▸ **Records provided**:

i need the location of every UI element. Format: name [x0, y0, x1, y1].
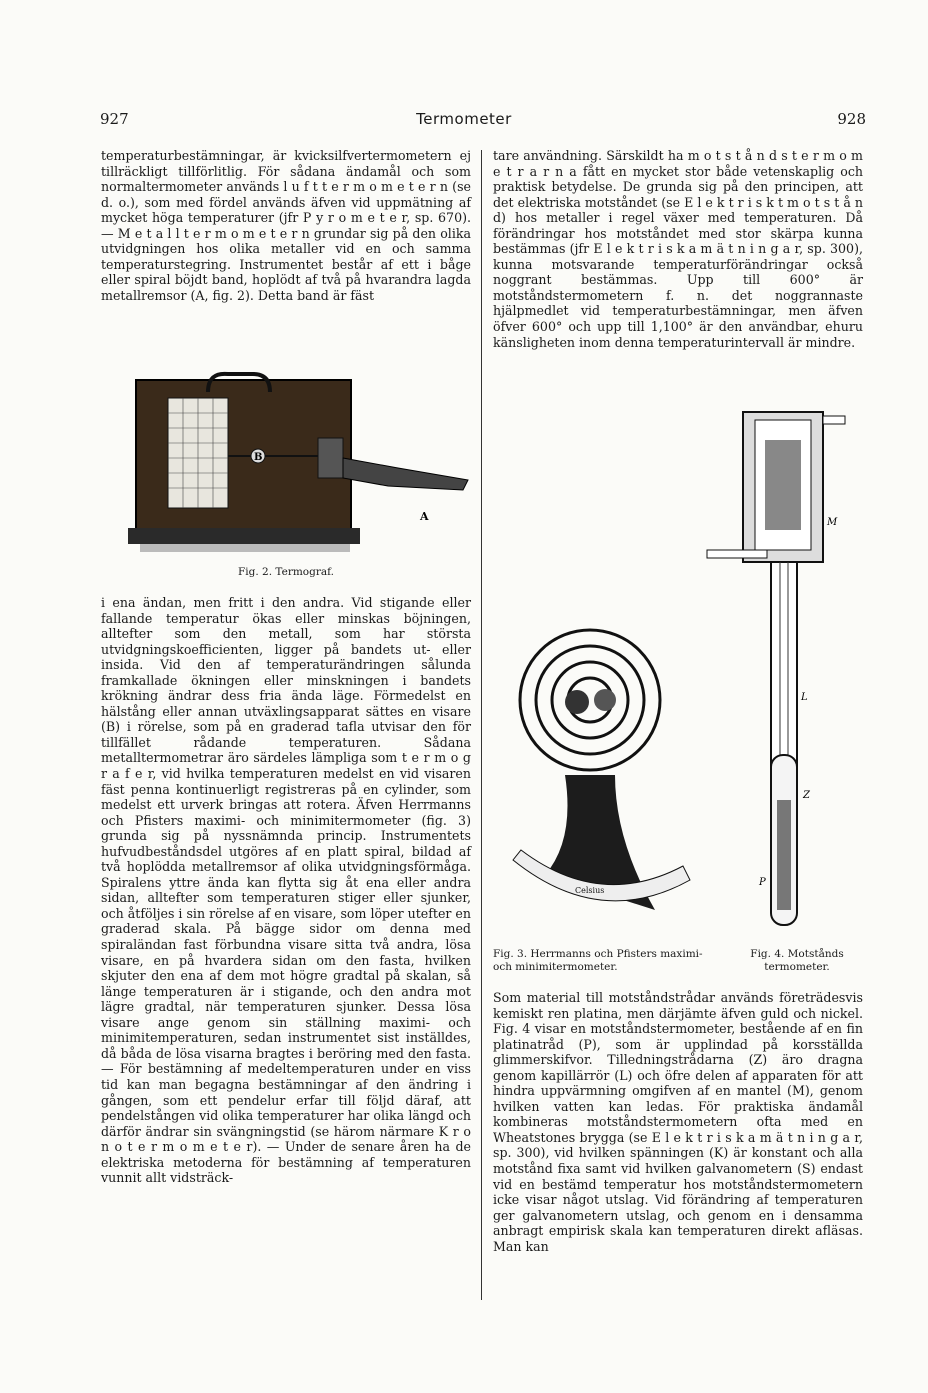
column-1-bottom: [101, 595, 471, 1186]
spiral-thermometer-figure: [505, 600, 705, 930]
column-2-top: [493, 148, 863, 350]
label-p: P: [759, 877, 766, 888]
label-z: Z: [803, 790, 810, 801]
scale-label: Celsius: [575, 886, 605, 895]
label-l: L: [801, 692, 808, 703]
page-number-left: 927: [100, 110, 129, 128]
label-b: B: [254, 452, 263, 463]
paragraph: i ena ändan, men fritt i den andra. Vid stigande eller fallande temperatur ökas eller minskas böjningen, alltefter som den metall, som har största utvidgningskoefficienten, ligger på bandets ut- eller insida. Vid den af temperaturändringen sålunda framkallade ökningen eller minskningen i bandets krökning ändrar dess fria ända läge. Förmedelst en hälstång eller annan utväxlingsapparat sättes en visare (B) i rörelse, som på en graderad tafla utvisar den för tillfället rådande temperaturen. Sådana metalltermometrar äro särdeles lämpliga som t e r m o g r a f e r, vid hvilka temperaturen medelst en vid visaren fäst penna kontinuerligt registreras på en cylinder, som medelst ett urverk bringas att rotera. Äfven Herrmanns och Pfisters maximi- och minimitermometer (fig. 3) grunda sig på nyssnämnda princip. Instrumentets hufvudbeståndsdel utgöres af en platt spiral, bildad af två hoplödda metallremsor af olika utvidgningsförmåga. Spiralens yttre ända kan flytta sig åt ena eller andra sidan, alltefter som temperaturen stiger eller sjunker, och åtföljes i sin rörelse af en visare, som löper utefter en graderad skala. På bägge sidor om denna med spiraländan fast förbundna visare sitta två andra, lösa visare, en på hvardera sidan om den fasta, hvilken skjuter den ena af dem mot högre gradtal på skalan, så länge temperaturen är i stigande, och den andra mot lägre gradtal, när temperaturen sjunker. Dessa lösa visare ange genom sin ställning maximi- och minimitemperaturen, sedan instrumentet sist inställdes, då båda de lösa visarna bragtes i beröring med den fasta. — För bestämning af medeltemperaturen under en viss tid kan man begagna bestämningar af den ändring i gången, som ett pendelur erfar till följd däraf, att pendelstången vid olika temperaturer har olika längd och därför ändrar sin svängningstid (se härom närmare K r o n o t e r m o m e t e r). — Under de senare åren ha de elektriska metoderna för bestämning af temperaturen vunnit allt vidsträck-: [101, 595, 471, 1186]
fig2-caption: Fig. 2. Termograf.: [238, 566, 334, 578]
paragraph: temperaturbestämningar, är kvicksilfvertermometern ej tillräckligt tillförlitlig. För sådana ändamål och som normaltermometer används l u f t t e r m o m e t e r n (se d. o.), som med fördel används äfven vid uppmätning af mycket höga temperaturer (jfr P y r o m e t e r, sp. 670). — M e t a l l t e r m o m e t e r n grundar sig på den olika utvidgningen hos olika metaller vid en och samma temperaturstegring. Instrumentet består af ett i båge eller spiral böjdt band, hoplödt af två på hvarandra lagda metallremsor (A, fig. 2). Detta band är fäst: [101, 148, 471, 303]
paragraph: Som material till motståndstrådar används företrädesvis kemiskt ren platina, men därjämte äfven guld och nickel. Fig. 4 visar en motståndstermometer, bestående af en fin platinatråd (P), som är upplindad på korsställda glimmerskifvor. Tilledningstrådarna (Z) äro dragna genom kapillärrör (L) och öfre delen af apparaten för att hindra uppvärmning omgifven af en mantel (M), genom hvilken vatten kan ledas. För praktiska ändamål kombineras motståndstermometern ofta med en Wheatstones brygga (se E l e k t r i s k a m ä t n i n g a r, sp. 300), vid hvilken spänningen (K) är konstant och alla motstånd fixa samt vid hvilken galvanometern (S) endast vid en bestämd temperatur hos motståndstermometern icke visar något utslag. Vid förändring af temperaturen ger galvanometern utslag, och genom en i densamma anbragt empirisk skala kan temperaturen direkt afläsas. Man kan: [493, 990, 863, 1254]
column-2-bottom: [493, 990, 863, 1254]
fig3-caption: Fig. 3. Herrmanns och Pfisters maximi- och minimitermometer.: [493, 948, 703, 973]
fig4-caption: Fig. 4. Motstånds termometer.: [750, 948, 844, 973]
column-1-top: [101, 148, 471, 303]
thermograph-figure: [128, 368, 478, 558]
paragraph: tare användning. Särskildt ha m o t s t å n d s t e r m o m e t r a r n a fått en mycket stor både vetenskaplig och praktisk betydelse. De grunda sig på den principen, att det elektriska motståndet (se E l e k t r i s k t m o t s t å n d) hos metaller i regel växer med temperaturen. Då förändringar hos motståndet med stor skärpa kunna bestämmas (jfr E l e k t r i s k a m ä t n i n g a r, sp. 300), kunna motsvarande temperaturförändringar också noggrant bestämmas. Upp till 600° är motståndstermometern f. n. det noggrannaste hjälpmedlet vid temperaturbestämningar, men äfven öfver 600° och upp till 1,100° är den användbar, ehuru känsligheten inom denna temperaturintervall är mindre.: [493, 148, 863, 350]
column-divider: [481, 150, 482, 1300]
label-a: A: [420, 510, 429, 523]
page-number-right: 928: [837, 110, 866, 128]
resistance-thermometer-figure: [705, 400, 855, 940]
running-title: Termometer: [416, 110, 512, 128]
label-m: M: [827, 517, 838, 528]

▸ **Task prompt**:
Print every entry exactly. Pictures are not part of the copy.

▸ **Written solution**:
i need the location of every UI element. Format: name [x0, y0, x1, y1].
column-1-bottom: [101, 595, 471, 1186]
spiral-thermometer-figure: [505, 600, 705, 930]
column-2-top: [493, 148, 863, 350]
label-p: P: [759, 877, 766, 888]
label-z: Z: [803, 790, 810, 801]
scale-label: Celsius: [575, 886, 605, 895]
label-l: L: [801, 692, 808, 703]
page-number-left: 927: [100, 110, 129, 128]
label-b: B: [254, 452, 263, 463]
paragraph: i ena ändan, men fritt i den andra. Vid stigande eller fallande temperatur ökas eller minskas böjningen, alltefter som den metall, som har största utvidgningskoefficienten, ligger på bandets ut- eller insida. Vid den af temperaturändringen sålunda framkallade ökningen eller minskningen i bandets krökning ändrar dess fria ända läge. Förmedelst en hälstång eller annan utväxlingsapparat sättes en visare (B) i rörelse, som på en graderad tafla utvisar den för tillfället rådande temperaturen. Sådana metalltermometrar äro särdeles lämpliga som t e r m o g r a f e r, vid hvilka temperaturen medelst en vid visaren fäst penna kontinuerligt registreras på en cylinder, som medelst ett urverk bringas att rotera. Äfven Herrmanns och Pfisters maximi- och minimitermometer (fig. 3) grunda sig på nyssnämnda princip. Instrumentets hufvudbeståndsdel utgöres af en platt spiral, bildad af två hoplödda metallremsor af olika utvidgningsförmåga. Spiralens yttre ända kan flytta sig åt ena eller andra sidan, alltefter som temperaturen stiger eller sjunker, och åtföljes i sin rörelse af en visare, som löper utefter en graderad skala. På bägge sidor om denna med spiraländan fast förbundna visare sitta två andra, lösa visare, en på hvardera sidan om den fasta, hvilken skjuter den ena af dem mot högre gradtal på skalan, så länge temperaturen är i stigande, och den andra mot lägre gradtal, när temperaturen sjunker. Dessa lösa visare ange genom sin ställning maximi- och minimitemperaturen, sedan instrumentet sist inställdes, då båda de lösa visarna bragtes i beröring med den fasta. — För bestämning af medeltemperaturen under en viss tid kan man begagna bestämningar af den ändring i gången, som ett pendelur erfar till följd däraf, att pendelstången vid olika temperaturer har olika längd och därför ändrar sin svängningstid (se härom närmare K r o n o t e r m o m e t e r). — Under de senare åren ha de elektriska metoderna för bestämning af temperaturen vunnit allt vidsträck-: [101, 595, 471, 1186]
fig2-caption: Fig. 2. Termograf.: [238, 566, 334, 578]
paragraph: temperaturbestämningar, är kvicksilfvertermometern ej tillräckligt tillförlitlig. För sådana ändamål och som normaltermometer används l u f t t e r m o m e t e r n (se d. o.), som med fördel används äfven vid uppmätning af mycket höga temperaturer (jfr P y r o m e t e r, sp. 670). — M e t a l l t e r m o m e t e r n grundar sig på den olika utvidgningen hos olika metaller vid en och samma temperaturstegring. Instrumentet består af ett i båge eller spiral böjdt band, hoplödt af två på hvarandra lagda metallremsor (A, fig. 2). Detta band är fäst: [101, 148, 471, 303]
paragraph: Som material till motståndstrådar används företrädesvis kemiskt ren platina, men därjämte äfven guld och nickel. Fig. 4 visar en motståndstermometer, bestående af en fin platinatråd (P), som är upplindad på korsställda glimmerskifvor. Tilledningstrådarna (Z) äro dragna genom kapillärrör (L) och öfre delen af apparaten för att hindra uppvärmning omgifven af en mantel (M), genom hvilken vatten kan ledas. För praktiska ändamål kombineras motståndstermometern ofta med en Wheatstones brygga (se E l e k t r i s k a m ä t n i n g a r, sp. 300), vid hvilken spänningen (K) är konstant och alla motstånd fixa samt vid hvilken galvanometern (S) endast vid en bestämd temperatur hos motståndstermometern icke visar något utslag. Vid förändring af temperaturen ger galvanometern utslag, och genom en i densamma anbragt empirisk skala kan temperaturen direkt afläsas. Man kan: [493, 990, 863, 1254]
column-2-bottom: [493, 990, 863, 1254]
fig3-caption: Fig. 3. Herrmanns och Pfisters maximi- och minimitermometer.: [493, 948, 703, 973]
fig4-caption: Fig. 4. Motstånds termometer.: [750, 948, 844, 973]
column-1-top: [101, 148, 471, 303]
thermograph-figure: [128, 368, 478, 558]
paragraph: tare användning. Särskildt ha m o t s t å n d s t e r m o m e t r a r n a fått en mycket stor både vetenskaplig och praktisk betydelse. De grunda sig på den principen, att det elektriska motståndet (se E l e k t r i s k t m o t s t å n d) hos metaller i regel växer med temperaturen. Då förändringar hos motståndet med stor skärpa kunna bestämmas (jfr E l e k t r i s k a m ä t n i n g a r, sp. 300), kunna motsvarande temperaturförändringar också noggrant bestämmas. Upp till 600° är motståndstermometern f. n. det noggrannaste hjälpmedlet vid temperaturbestämningar, men äfven öfver 600° och upp till 1,100° är den användbar, ehuru känsligheten inom denna temperaturintervall är mindre.: [493, 148, 863, 350]
column-divider: [481, 150, 482, 1300]
label-a: A: [420, 510, 429, 523]
page-number-right: 928: [837, 110, 866, 128]
resistance-thermometer-figure: [705, 400, 855, 940]
running-title: Termometer: [416, 110, 512, 128]
label-m: M: [827, 517, 838, 528]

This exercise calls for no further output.